[Rows from a figure dataset]
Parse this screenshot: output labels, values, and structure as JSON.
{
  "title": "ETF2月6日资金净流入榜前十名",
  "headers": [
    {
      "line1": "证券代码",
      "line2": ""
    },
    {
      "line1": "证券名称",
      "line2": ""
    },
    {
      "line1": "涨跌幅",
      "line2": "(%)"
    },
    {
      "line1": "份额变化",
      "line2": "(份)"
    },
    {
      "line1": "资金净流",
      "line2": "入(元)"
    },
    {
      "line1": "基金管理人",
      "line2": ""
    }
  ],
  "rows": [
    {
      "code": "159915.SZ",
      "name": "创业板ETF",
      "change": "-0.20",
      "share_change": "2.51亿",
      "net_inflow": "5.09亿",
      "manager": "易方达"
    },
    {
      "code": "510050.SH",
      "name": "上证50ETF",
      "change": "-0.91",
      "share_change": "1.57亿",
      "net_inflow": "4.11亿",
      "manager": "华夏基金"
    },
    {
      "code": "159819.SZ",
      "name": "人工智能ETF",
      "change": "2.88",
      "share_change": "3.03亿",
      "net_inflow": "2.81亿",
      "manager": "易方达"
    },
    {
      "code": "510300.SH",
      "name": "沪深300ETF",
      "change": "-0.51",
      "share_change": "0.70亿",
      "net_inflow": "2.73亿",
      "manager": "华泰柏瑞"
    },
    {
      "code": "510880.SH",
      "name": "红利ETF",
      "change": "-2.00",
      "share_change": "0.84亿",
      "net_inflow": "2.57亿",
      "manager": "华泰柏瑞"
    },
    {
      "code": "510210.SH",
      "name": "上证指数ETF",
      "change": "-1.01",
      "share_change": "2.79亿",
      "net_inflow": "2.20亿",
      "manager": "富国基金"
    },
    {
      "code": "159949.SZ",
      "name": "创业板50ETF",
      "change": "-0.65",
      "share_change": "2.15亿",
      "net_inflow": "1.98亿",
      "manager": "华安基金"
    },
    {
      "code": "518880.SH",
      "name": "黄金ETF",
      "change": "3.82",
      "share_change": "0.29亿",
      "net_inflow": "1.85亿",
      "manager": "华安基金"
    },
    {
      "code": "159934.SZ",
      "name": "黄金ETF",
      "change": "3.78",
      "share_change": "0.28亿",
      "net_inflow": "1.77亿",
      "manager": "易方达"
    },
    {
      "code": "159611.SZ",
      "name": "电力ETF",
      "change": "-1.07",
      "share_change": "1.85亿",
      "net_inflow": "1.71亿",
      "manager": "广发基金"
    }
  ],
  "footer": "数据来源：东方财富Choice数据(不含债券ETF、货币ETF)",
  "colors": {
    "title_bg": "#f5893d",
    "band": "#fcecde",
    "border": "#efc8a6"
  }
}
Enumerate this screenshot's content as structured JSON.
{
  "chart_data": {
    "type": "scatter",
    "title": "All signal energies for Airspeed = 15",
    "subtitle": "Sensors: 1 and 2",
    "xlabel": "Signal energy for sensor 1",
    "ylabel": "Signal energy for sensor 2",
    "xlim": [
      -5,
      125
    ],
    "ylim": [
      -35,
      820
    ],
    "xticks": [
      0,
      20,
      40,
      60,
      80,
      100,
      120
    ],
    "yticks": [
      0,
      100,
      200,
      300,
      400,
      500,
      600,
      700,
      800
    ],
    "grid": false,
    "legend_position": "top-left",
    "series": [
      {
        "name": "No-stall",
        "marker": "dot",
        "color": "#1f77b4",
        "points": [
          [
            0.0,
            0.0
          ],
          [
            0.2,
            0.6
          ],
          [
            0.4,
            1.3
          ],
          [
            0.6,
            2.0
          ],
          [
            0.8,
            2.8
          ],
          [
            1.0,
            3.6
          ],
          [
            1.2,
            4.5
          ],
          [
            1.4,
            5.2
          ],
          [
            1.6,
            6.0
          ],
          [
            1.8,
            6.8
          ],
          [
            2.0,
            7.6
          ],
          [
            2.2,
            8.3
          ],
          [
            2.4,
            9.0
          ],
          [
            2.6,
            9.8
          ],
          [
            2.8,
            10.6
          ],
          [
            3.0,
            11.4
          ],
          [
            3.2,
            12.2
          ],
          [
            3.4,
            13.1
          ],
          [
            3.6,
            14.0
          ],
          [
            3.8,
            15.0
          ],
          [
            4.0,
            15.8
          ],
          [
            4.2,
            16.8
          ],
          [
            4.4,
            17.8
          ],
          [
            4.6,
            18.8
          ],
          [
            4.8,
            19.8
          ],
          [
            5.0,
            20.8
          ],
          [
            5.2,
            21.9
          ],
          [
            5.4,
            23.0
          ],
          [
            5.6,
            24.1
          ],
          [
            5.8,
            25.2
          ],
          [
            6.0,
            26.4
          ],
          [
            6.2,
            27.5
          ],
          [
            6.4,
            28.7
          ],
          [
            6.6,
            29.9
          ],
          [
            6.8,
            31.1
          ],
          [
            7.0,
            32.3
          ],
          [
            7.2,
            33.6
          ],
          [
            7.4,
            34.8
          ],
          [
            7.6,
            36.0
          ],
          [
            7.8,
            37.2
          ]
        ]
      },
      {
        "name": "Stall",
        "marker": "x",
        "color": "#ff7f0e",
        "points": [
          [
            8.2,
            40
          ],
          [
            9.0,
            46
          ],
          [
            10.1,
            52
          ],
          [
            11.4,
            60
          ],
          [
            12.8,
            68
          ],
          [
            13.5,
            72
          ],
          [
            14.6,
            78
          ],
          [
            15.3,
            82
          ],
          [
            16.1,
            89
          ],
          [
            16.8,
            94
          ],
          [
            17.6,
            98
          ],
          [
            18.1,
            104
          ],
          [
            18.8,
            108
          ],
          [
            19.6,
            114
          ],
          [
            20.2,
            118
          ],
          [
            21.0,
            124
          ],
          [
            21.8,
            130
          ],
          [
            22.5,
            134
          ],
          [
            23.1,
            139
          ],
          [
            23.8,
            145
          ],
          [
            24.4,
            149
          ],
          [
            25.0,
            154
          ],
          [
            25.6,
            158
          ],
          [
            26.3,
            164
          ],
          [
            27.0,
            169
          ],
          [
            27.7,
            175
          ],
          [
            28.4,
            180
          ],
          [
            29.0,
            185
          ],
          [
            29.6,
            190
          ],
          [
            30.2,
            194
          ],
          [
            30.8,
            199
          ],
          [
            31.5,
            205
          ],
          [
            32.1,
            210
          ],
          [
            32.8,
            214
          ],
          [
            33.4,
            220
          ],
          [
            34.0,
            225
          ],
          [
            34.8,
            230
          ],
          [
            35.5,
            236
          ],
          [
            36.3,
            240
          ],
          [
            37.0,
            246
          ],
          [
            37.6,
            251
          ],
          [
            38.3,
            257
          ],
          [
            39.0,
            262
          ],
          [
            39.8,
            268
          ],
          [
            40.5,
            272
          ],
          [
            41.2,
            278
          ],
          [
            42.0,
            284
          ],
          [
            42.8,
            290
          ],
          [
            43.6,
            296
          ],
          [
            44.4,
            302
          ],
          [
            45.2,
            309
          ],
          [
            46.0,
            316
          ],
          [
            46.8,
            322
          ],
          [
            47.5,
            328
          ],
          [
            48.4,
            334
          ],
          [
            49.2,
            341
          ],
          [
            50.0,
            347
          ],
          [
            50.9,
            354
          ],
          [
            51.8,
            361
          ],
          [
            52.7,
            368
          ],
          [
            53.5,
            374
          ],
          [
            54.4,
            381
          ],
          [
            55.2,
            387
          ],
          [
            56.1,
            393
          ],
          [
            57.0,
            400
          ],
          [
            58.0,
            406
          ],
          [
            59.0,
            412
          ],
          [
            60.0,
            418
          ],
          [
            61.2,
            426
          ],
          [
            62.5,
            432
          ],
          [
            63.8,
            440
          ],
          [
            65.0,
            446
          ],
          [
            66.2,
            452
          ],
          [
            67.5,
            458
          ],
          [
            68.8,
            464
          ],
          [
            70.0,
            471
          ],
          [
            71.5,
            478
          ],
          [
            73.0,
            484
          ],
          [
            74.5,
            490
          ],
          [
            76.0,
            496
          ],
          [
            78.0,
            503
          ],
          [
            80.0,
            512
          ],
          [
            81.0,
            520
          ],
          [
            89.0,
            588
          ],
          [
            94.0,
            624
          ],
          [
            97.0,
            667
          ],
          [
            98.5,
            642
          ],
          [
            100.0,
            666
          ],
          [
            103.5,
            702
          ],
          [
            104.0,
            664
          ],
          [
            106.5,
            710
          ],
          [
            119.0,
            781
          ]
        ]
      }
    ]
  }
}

Exercise prompt: Where a line of the entries contains the word "energy", copy that line.

The reply:
    "xlabel": "Signal energy for sensor 1",
    "ylabel": "Signal energy for sensor 2",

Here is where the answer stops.